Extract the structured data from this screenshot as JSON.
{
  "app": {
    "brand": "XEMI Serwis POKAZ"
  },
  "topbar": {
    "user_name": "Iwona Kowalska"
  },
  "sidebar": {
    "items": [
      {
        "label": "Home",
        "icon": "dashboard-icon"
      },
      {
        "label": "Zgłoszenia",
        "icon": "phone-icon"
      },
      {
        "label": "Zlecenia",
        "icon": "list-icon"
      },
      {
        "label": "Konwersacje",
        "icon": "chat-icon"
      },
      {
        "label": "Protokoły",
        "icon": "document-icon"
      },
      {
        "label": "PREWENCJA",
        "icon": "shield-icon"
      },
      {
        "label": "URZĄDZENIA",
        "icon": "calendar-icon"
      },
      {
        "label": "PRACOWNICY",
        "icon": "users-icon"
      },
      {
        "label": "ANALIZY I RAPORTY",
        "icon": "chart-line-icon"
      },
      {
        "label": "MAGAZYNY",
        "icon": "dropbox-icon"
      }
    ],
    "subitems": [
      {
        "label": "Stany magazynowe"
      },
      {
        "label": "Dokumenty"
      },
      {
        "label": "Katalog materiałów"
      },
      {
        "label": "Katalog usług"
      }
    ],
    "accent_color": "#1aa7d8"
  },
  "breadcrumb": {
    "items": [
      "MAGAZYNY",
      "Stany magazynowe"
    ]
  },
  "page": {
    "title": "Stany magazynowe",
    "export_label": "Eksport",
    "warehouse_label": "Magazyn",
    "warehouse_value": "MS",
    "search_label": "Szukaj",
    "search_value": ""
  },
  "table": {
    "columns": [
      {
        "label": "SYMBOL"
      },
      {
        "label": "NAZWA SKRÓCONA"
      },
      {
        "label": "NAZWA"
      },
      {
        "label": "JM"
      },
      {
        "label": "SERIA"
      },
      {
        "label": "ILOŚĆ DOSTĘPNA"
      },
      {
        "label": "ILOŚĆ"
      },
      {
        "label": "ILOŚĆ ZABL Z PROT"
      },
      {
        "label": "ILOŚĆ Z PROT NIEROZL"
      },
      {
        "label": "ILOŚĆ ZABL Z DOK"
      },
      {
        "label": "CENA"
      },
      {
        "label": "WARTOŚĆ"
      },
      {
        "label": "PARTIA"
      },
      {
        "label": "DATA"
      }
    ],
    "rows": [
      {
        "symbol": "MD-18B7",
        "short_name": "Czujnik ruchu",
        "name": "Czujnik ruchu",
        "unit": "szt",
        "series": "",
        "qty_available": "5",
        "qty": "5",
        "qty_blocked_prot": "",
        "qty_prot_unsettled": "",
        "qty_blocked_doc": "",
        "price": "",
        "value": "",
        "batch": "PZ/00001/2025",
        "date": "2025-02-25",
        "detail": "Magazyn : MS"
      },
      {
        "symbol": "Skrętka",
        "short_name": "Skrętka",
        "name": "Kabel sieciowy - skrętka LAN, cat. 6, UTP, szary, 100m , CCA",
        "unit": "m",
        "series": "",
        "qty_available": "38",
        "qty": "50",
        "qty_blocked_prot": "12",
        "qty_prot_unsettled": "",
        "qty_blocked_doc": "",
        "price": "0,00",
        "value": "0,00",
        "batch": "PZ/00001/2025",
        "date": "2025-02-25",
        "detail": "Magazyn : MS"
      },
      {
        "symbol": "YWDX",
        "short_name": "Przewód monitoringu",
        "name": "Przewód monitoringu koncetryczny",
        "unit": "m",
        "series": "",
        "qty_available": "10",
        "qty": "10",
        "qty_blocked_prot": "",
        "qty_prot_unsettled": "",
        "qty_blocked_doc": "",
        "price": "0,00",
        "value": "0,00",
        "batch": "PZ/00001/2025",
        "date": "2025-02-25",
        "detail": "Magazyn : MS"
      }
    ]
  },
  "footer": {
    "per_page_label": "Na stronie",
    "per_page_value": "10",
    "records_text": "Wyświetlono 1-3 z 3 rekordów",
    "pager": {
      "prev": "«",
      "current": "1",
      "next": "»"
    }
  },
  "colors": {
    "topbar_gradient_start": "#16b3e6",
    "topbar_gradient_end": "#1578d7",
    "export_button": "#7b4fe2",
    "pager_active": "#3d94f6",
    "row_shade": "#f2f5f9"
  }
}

═══

*Task description*
Say, as a number only, how many lines of the data contain "ZABL".

*Written answer*
2